Stored data:
— start —
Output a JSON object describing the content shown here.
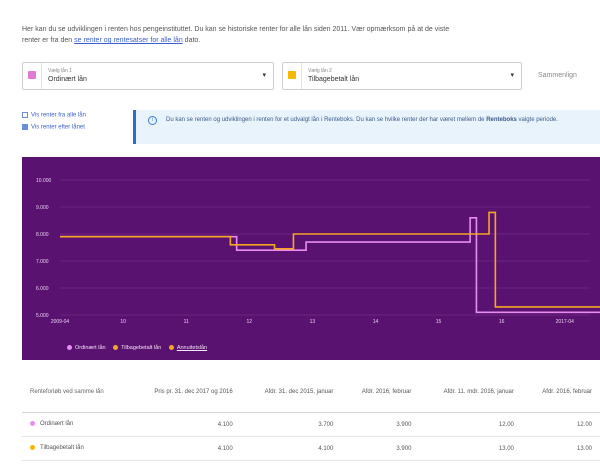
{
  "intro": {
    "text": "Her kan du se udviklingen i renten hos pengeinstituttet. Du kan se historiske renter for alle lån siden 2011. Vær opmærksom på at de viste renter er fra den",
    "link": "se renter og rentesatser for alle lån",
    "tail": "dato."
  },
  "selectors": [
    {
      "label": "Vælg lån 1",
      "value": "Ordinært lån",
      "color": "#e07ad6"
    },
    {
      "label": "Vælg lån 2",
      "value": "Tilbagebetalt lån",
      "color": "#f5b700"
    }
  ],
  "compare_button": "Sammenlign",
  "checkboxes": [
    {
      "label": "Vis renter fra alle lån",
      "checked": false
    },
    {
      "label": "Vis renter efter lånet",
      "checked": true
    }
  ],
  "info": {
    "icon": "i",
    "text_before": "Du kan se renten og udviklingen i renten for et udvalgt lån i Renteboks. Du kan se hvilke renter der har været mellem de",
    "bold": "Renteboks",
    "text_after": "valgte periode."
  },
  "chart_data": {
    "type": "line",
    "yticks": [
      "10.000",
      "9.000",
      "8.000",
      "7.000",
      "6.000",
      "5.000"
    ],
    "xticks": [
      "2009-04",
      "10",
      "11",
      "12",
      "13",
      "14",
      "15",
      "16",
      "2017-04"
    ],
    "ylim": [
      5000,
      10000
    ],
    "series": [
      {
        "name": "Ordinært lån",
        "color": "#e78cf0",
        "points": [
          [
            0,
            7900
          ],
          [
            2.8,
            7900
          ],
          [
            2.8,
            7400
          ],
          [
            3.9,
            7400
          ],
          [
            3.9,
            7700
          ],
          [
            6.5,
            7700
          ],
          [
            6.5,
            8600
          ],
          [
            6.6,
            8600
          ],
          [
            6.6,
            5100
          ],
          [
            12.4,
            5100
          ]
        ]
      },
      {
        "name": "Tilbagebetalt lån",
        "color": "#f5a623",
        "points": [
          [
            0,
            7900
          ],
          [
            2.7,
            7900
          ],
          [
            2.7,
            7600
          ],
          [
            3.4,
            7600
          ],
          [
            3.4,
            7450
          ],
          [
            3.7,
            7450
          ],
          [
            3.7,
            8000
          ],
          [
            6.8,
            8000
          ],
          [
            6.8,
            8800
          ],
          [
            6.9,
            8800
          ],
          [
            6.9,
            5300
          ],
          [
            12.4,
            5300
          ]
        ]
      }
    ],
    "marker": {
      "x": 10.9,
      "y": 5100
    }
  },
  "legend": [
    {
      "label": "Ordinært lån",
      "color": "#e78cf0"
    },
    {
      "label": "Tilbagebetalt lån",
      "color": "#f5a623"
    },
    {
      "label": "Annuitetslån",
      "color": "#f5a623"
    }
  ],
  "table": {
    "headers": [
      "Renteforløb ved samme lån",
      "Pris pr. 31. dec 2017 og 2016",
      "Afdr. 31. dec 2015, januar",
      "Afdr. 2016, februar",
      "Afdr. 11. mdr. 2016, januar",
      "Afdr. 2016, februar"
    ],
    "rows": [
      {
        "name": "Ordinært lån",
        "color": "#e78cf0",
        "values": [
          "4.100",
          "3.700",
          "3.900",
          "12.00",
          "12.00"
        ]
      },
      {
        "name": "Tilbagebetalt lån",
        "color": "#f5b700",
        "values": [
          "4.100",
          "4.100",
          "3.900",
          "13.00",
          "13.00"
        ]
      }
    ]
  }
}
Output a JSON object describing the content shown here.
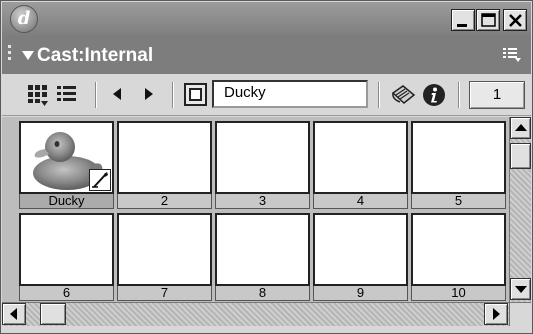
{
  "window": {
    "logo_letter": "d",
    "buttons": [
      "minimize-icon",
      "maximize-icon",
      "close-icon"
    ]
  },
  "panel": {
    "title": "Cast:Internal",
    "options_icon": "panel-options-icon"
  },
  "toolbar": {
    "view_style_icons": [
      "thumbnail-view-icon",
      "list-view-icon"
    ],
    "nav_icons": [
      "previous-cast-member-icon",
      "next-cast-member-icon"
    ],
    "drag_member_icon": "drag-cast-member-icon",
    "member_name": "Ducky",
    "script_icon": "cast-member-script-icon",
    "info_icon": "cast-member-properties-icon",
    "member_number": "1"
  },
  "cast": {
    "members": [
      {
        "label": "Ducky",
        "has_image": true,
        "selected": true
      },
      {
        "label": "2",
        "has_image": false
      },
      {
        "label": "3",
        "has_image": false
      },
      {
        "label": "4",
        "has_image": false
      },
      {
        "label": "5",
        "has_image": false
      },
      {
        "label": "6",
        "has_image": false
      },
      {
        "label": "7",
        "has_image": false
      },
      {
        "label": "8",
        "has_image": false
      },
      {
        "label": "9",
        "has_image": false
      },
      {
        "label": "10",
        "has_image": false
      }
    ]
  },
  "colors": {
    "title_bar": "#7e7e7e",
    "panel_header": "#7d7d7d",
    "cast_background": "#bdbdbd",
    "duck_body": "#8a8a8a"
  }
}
— end —
→ BRIEF
Repeat all the records above exactly, leaving out any pictures.

→ ANSWER TO THE TASK
Output a JSON object describing the content shown here.
{
  "intro": {
    "text": "Her kan du se udviklingen i renten hos pengeinstituttet. Du kan se historiske renter for alle lån siden 2011. Vær opmærksom på at de viste renter er fra den",
    "link": "se renter og rentesatser for alle lån",
    "tail": "dato."
  },
  "selectors": [
    {
      "label": "Vælg lån 1",
      "value": "Ordinært lån",
      "color": "#e07ad6"
    },
    {
      "label": "Vælg lån 2",
      "value": "Tilbagebetalt lån",
      "color": "#f5b700"
    }
  ],
  "compare_button": "Sammenlign",
  "checkboxes": [
    {
      "label": "Vis renter fra alle lån",
      "checked": false
    },
    {
      "label": "Vis renter efter lånet",
      "checked": true
    }
  ],
  "info": {
    "icon": "i",
    "text_before": "Du kan se renten og udviklingen i renten for et udvalgt lån i Renteboks. Du kan se hvilke renter der har været mellem de",
    "bold": "Renteboks",
    "text_after": "valgte periode."
  },
  "chart_data": {
    "type": "line",
    "yticks": [
      "10.000",
      "9.000",
      "8.000",
      "7.000",
      "6.000",
      "5.000"
    ],
    "xticks": [
      "2009-04",
      "10",
      "11",
      "12",
      "13",
      "14",
      "15",
      "16",
      "2017-04"
    ],
    "ylim": [
      5000,
      10000
    ],
    "series": [
      {
        "name": "Ordinært lån",
        "color": "#e78cf0",
        "points": [
          [
            0,
            7900
          ],
          [
            2.8,
            7900
          ],
          [
            2.8,
            7400
          ],
          [
            3.9,
            7400
          ],
          [
            3.9,
            7700
          ],
          [
            6.5,
            7700
          ],
          [
            6.5,
            8600
          ],
          [
            6.6,
            8600
          ],
          [
            6.6,
            5100
          ],
          [
            12.4,
            5100
          ]
        ]
      },
      {
        "name": "Tilbagebetalt lån",
        "color": "#f5a623",
        "points": [
          [
            0,
            7900
          ],
          [
            2.7,
            7900
          ],
          [
            2.7,
            7600
          ],
          [
            3.4,
            7600
          ],
          [
            3.4,
            7450
          ],
          [
            3.7,
            7450
          ],
          [
            3.7,
            8000
          ],
          [
            6.8,
            8000
          ],
          [
            6.8,
            8800
          ],
          [
            6.9,
            8800
          ],
          [
            6.9,
            5300
          ],
          [
            12.4,
            5300
          ]
        ]
      }
    ],
    "marker": {
      "x": 10.9,
      "y": 5100
    }
  },
  "legend": [
    {
      "label": "Ordinært lån",
      "color": "#e78cf0"
    },
    {
      "label": "Tilbagebetalt lån",
      "color": "#f5a623"
    },
    {
      "label": "Annuitetslån",
      "color": "#f5a623"
    }
  ],
  "table": {
    "headers": [
      "Renteforløb ved samme lån",
      "Pris pr. 31. dec 2017 og 2016",
      "Afdr. 31. dec 2015, januar",
      "Afdr. 2016, februar",
      "Afdr. 11. mdr. 2016, januar",
      "Afdr. 2016, februar"
    ],
    "rows": [
      {
        "name": "Ordinært lån",
        "color": "#e78cf0",
        "values": [
          "4.100",
          "3.700",
          "3.900",
          "12.00",
          "12.00"
        ]
      },
      {
        "name": "Tilbagebetalt lån",
        "color": "#f5b700",
        "values": [
          "4.100",
          "4.100",
          "3.900",
          "13.00",
          "13.00"
        ]
      }
    ]
  }
}
Output a JSON object describing the content shown here.
{
  "window": {
    "logo_letter": "d",
    "buttons": [
      "minimize-icon",
      "maximize-icon",
      "close-icon"
    ]
  },
  "panel": {
    "title": "Cast:Internal",
    "options_icon": "panel-options-icon"
  },
  "toolbar": {
    "view_style_icons": [
      "thumbnail-view-icon",
      "list-view-icon"
    ],
    "nav_icons": [
      "previous-cast-member-icon",
      "next-cast-member-icon"
    ],
    "drag_member_icon": "drag-cast-member-icon",
    "member_name": "Ducky",
    "script_icon": "cast-member-script-icon",
    "info_icon": "cast-member-properties-icon",
    "member_number": "1"
  },
  "cast": {
    "members": [
      {
        "label": "Ducky",
        "has_image": true,
        "selected": true
      },
      {
        "label": "2",
        "has_image": false
      },
      {
        "label": "3",
        "has_image": false
      },
      {
        "label": "4",
        "has_image": false
      },
      {
        "label": "5",
        "has_image": false
      },
      {
        "label": "6",
        "has_image": false
      },
      {
        "label": "7",
        "has_image": false
      },
      {
        "label": "8",
        "has_image": false
      },
      {
        "label": "9",
        "has_image": false
      },
      {
        "label": "10",
        "has_image": false
      }
    ]
  },
  "colors": {
    "title_bar": "#7e7e7e",
    "panel_header": "#7d7d7d",
    "cast_background": "#bdbdbd",
    "duck_body": "#8a8a8a"
  }
}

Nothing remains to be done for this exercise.